-- WORK TASK --
From the excerpt on Entity Framework data models below, print word for word the part that begins with the words containing "public class Blog" and ends with "collection using List<T>.".

-- EXCERPTED PASSAGE --

****************************************

NuGet package manager window

We have looked at different ways of using the Package Manager console so far, and installed packages related to EF Core. In the next section, we will start building the schema and later consume the created entities using EF.

 

Data models


When we think about creating data models in the .NET world way before creating the database, we are a little bit off the legacy track, and yes, it's been widely called the Code-First approach. Let's create entity classes using code-first for the Blogging application, and put them into the Models folder under the project.

Blog entity

Create a Blog.cs class file and include the following properties:

    public class Blog
    {
      public int Id { get; set; }
      public string Url { get; set; }
      public ICollection<Post> Posts { get; set; }    
    }

The Entity Framework will look for any property with the name Id or TypeNameId and marks them as the primary key of the table. The Posts property is a navigation property which contains Post items related to this Blog entity. It doesn't matter whether we use ICollection<T> or IEnumerable<T> for the navigation property, EF will create a collection for us, HashSet<T> by default. We could also create a concrete collection using List<T>.

Post entity

Create a Post.cs class file and include the following properties:

    public class Post
    {
      public int Id { get; set; }
      public string Title { get; set; }
      public string Content { get; set; }
      public DateTime PublishedDateTime { get; set; }
      public int BlogId { get; set; }
      public Blog Blog { get; set; }
    }

The BlogId property is a foreign key created for the corresponding Blog navigation property. As you may notice in this case, we have an individual item as the navigation property, as opposed to a list in the Blog entity. This is where relationship type comes into the picture, which we will be exploring more in Chapter 3, Relationships – Terminology and Conventions.

****************************************

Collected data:

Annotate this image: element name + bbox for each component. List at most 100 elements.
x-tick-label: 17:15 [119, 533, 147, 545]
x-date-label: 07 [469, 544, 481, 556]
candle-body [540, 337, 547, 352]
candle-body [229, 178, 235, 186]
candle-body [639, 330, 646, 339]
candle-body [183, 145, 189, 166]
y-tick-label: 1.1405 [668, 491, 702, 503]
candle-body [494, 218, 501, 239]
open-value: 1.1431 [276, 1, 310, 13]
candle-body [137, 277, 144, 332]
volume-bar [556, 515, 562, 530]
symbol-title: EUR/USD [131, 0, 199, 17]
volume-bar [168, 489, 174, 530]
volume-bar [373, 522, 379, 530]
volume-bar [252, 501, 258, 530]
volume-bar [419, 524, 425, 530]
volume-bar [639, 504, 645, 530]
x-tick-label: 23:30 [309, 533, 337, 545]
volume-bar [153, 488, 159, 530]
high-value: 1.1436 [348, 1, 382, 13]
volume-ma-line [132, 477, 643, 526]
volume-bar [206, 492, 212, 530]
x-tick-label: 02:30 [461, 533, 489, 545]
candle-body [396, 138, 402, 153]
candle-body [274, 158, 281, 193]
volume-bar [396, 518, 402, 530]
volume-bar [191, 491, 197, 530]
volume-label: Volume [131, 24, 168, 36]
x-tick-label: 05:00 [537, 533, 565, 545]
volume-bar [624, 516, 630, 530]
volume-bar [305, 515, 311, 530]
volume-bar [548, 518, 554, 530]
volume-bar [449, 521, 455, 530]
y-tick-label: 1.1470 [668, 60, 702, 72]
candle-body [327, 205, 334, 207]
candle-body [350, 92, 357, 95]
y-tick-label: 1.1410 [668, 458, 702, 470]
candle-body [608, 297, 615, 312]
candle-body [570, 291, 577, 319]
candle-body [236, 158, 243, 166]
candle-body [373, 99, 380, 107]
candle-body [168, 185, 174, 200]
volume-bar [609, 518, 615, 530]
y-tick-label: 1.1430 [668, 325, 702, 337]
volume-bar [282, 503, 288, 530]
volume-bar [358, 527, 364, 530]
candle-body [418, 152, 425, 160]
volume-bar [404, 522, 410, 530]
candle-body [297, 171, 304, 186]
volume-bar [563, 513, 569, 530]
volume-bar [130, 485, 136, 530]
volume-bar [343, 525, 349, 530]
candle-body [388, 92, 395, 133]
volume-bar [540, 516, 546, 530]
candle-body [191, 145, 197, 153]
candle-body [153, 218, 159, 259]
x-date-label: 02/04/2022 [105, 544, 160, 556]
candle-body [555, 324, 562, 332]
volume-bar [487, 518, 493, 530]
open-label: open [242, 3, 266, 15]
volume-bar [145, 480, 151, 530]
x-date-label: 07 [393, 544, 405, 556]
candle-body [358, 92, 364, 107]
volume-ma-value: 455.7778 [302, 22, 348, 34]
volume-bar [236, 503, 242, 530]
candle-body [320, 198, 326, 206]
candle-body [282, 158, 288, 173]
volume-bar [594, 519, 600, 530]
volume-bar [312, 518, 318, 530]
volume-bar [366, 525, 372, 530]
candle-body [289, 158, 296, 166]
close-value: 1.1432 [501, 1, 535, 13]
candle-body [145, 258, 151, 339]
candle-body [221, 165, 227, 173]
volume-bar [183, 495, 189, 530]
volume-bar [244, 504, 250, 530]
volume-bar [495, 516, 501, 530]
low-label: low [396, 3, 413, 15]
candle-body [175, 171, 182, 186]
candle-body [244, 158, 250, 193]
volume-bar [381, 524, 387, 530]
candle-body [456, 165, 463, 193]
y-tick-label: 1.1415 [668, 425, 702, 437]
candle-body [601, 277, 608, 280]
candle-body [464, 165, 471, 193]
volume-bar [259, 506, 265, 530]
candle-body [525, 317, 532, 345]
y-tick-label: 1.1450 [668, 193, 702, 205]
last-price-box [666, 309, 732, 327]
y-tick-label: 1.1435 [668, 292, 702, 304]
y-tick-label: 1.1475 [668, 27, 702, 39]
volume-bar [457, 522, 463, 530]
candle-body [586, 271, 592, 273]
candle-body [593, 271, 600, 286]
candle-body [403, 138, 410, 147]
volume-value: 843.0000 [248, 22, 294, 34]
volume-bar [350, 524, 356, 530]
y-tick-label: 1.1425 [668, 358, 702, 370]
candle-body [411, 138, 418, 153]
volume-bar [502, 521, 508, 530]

****************************************

-- SOLUTION --
public class Blog
    {
      public int Id { get; set; }
      public string Url { get; set; }
      public ICollection<Post> Posts { get; set; }    
    }

The Entity Framework will look for any property with the name Id or TypeNameId and marks them as the primary key of the table. The Posts property is a navigation property which contains Post items related to this Blog entity. It doesn't matter whether we use ICollection<T> or IEnumerable<T> for the navigation property, EF will create a collection for us, HashSet<T> by default. We could also create a concrete collection using List<T>.